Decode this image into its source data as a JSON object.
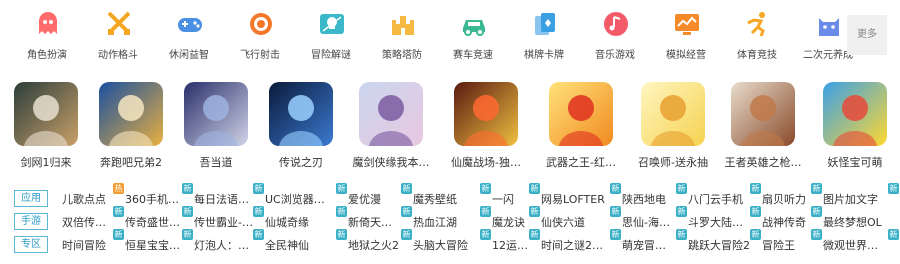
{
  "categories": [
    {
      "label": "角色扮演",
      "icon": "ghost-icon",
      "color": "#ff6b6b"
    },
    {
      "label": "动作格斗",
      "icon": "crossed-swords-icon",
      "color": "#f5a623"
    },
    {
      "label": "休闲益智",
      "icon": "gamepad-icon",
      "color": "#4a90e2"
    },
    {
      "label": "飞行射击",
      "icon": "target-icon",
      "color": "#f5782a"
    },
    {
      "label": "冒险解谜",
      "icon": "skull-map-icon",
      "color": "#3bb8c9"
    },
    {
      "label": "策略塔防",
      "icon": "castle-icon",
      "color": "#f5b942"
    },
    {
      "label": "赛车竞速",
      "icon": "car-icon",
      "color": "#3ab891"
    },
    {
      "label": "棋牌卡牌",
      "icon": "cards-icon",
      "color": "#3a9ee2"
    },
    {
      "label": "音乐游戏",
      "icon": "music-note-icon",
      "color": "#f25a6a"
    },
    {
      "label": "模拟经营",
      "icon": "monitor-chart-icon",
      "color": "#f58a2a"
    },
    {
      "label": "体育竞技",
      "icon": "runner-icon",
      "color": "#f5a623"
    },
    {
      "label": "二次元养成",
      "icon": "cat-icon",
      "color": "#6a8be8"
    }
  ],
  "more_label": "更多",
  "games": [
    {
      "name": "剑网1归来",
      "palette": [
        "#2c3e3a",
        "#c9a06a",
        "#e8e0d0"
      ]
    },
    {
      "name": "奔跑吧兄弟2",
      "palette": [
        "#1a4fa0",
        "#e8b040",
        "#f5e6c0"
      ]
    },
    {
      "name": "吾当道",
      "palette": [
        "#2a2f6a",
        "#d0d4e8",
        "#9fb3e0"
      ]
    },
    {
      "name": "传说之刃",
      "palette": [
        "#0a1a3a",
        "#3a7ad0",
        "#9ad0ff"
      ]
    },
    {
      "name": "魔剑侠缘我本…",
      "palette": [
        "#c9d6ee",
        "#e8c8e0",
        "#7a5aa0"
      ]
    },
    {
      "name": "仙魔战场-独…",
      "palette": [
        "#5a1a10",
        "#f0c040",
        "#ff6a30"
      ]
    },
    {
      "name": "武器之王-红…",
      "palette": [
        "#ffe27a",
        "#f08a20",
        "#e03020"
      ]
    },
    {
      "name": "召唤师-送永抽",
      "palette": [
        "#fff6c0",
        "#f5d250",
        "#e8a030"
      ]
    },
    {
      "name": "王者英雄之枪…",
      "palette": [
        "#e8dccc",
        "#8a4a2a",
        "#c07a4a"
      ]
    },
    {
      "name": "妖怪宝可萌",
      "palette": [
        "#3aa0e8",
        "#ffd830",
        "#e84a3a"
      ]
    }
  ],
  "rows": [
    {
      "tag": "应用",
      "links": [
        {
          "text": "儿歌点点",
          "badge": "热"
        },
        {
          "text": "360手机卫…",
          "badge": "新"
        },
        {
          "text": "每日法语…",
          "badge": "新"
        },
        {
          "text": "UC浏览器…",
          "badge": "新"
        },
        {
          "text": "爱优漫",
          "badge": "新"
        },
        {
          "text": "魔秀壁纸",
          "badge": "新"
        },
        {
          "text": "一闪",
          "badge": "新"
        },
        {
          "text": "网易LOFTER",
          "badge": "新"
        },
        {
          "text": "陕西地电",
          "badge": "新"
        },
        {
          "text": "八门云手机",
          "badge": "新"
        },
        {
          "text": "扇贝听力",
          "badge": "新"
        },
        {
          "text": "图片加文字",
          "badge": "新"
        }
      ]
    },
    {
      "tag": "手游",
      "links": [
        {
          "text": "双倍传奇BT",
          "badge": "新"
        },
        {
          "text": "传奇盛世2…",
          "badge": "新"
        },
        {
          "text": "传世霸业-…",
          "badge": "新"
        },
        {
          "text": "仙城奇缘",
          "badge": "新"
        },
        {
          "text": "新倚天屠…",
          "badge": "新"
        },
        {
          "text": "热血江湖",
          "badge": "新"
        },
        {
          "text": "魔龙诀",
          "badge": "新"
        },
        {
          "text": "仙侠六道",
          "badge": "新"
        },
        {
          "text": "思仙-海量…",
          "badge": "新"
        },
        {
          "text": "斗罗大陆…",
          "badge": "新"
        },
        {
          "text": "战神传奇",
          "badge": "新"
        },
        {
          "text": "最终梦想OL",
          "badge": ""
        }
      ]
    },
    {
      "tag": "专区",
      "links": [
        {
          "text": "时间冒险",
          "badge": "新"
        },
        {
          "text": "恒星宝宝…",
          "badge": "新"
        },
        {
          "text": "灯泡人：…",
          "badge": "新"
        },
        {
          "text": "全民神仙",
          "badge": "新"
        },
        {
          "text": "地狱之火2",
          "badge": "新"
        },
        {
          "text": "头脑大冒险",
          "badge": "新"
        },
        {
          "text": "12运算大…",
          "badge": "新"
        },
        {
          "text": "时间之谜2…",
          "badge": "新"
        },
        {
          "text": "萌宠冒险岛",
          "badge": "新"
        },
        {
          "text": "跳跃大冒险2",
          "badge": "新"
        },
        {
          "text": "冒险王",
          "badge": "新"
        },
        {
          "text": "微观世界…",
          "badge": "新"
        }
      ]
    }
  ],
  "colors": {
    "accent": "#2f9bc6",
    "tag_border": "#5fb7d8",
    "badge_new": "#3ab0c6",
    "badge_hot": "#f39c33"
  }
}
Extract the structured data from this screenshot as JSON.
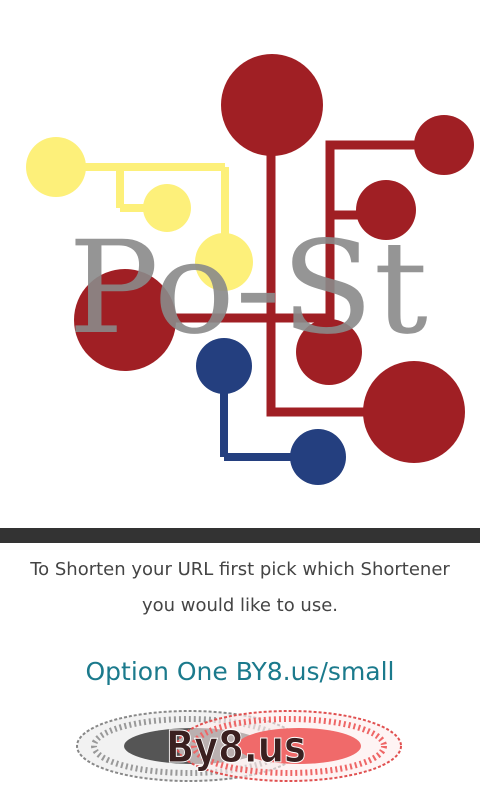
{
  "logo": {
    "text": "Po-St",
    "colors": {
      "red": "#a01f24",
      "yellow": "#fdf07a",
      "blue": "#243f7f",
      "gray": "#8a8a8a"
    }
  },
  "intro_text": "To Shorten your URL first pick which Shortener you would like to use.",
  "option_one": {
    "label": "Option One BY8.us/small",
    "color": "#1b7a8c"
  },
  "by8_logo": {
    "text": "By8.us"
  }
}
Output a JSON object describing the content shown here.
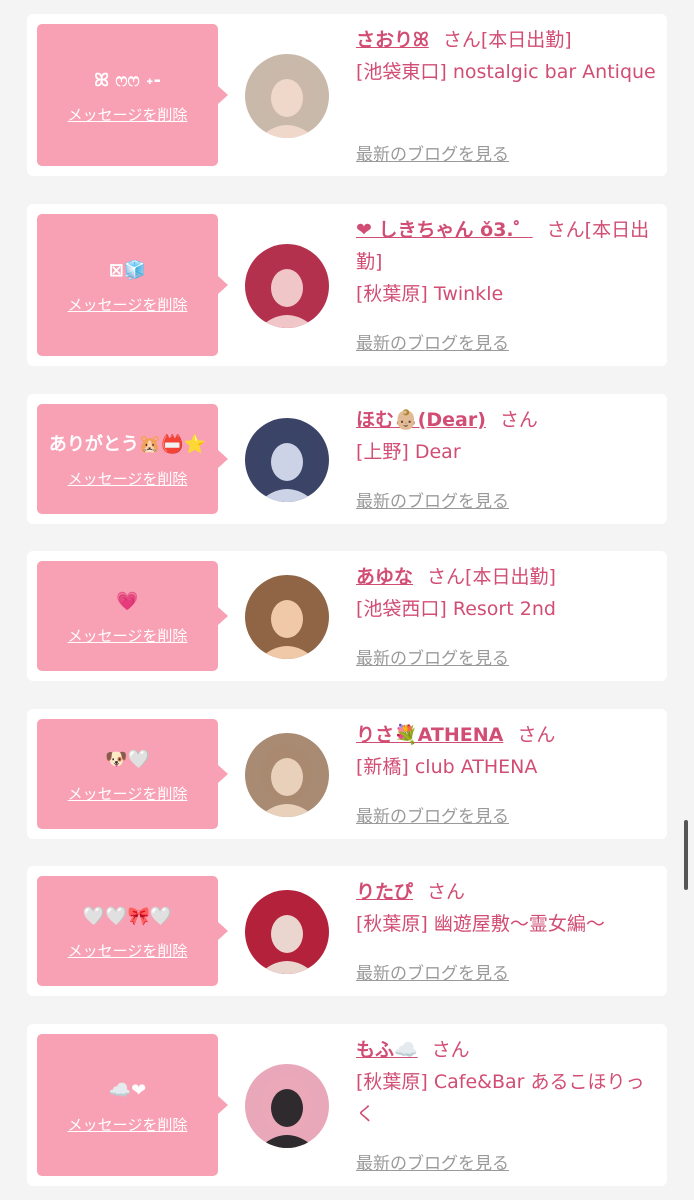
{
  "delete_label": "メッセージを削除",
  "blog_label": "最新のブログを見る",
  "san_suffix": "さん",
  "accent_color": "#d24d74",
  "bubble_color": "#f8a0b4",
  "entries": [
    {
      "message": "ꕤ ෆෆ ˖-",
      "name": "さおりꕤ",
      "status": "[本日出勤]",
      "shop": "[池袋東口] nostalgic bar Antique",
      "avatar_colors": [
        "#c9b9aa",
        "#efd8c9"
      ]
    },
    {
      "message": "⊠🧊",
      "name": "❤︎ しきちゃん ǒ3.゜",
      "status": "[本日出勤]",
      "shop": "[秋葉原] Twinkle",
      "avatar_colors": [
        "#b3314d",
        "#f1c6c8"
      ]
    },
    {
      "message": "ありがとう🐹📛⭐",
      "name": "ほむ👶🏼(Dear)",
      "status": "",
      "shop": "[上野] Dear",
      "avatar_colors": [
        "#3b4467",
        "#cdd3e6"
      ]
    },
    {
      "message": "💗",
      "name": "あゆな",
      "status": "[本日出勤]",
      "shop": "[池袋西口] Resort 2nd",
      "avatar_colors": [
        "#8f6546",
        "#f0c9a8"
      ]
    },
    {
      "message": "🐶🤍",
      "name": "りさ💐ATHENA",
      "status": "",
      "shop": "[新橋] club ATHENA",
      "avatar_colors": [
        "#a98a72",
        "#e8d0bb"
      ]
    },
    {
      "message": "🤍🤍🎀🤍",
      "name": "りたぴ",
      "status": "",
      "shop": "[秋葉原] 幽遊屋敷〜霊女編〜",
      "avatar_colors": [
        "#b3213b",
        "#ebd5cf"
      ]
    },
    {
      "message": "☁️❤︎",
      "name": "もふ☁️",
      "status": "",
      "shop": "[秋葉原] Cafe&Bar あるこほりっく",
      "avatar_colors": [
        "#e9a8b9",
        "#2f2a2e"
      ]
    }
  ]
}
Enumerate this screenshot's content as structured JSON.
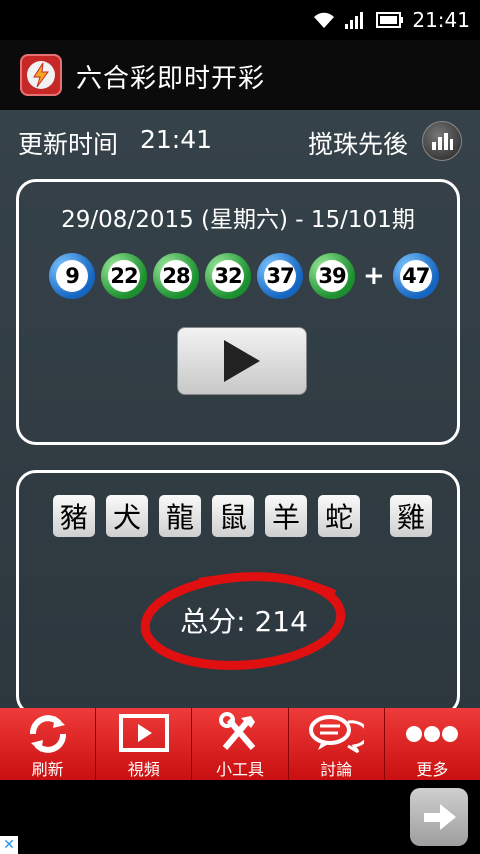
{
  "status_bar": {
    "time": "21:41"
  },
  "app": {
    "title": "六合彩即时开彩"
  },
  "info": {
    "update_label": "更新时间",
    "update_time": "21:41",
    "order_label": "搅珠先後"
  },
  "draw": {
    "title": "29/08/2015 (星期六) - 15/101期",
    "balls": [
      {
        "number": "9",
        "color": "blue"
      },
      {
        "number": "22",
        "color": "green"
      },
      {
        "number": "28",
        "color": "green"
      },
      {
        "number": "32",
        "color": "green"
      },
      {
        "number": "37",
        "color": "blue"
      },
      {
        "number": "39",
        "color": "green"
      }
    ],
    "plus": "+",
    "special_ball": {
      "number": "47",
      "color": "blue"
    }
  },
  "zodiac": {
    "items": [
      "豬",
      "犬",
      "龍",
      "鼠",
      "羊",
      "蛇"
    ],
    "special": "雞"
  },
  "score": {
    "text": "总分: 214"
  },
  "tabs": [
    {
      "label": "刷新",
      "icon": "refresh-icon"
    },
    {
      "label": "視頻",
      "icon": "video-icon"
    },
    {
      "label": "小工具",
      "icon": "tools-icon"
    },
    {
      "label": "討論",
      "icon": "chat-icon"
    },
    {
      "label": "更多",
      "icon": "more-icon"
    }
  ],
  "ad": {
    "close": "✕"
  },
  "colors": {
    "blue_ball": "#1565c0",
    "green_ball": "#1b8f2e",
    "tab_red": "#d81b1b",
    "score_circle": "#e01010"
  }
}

• _WRITTEN TASK_
From the entries above, return each line with the word "title" in it.

• _WORKED SOLUTION_
    "title": "六合彩即时开彩"
    "title": "29/08/2015 (星期六) - 15/101期",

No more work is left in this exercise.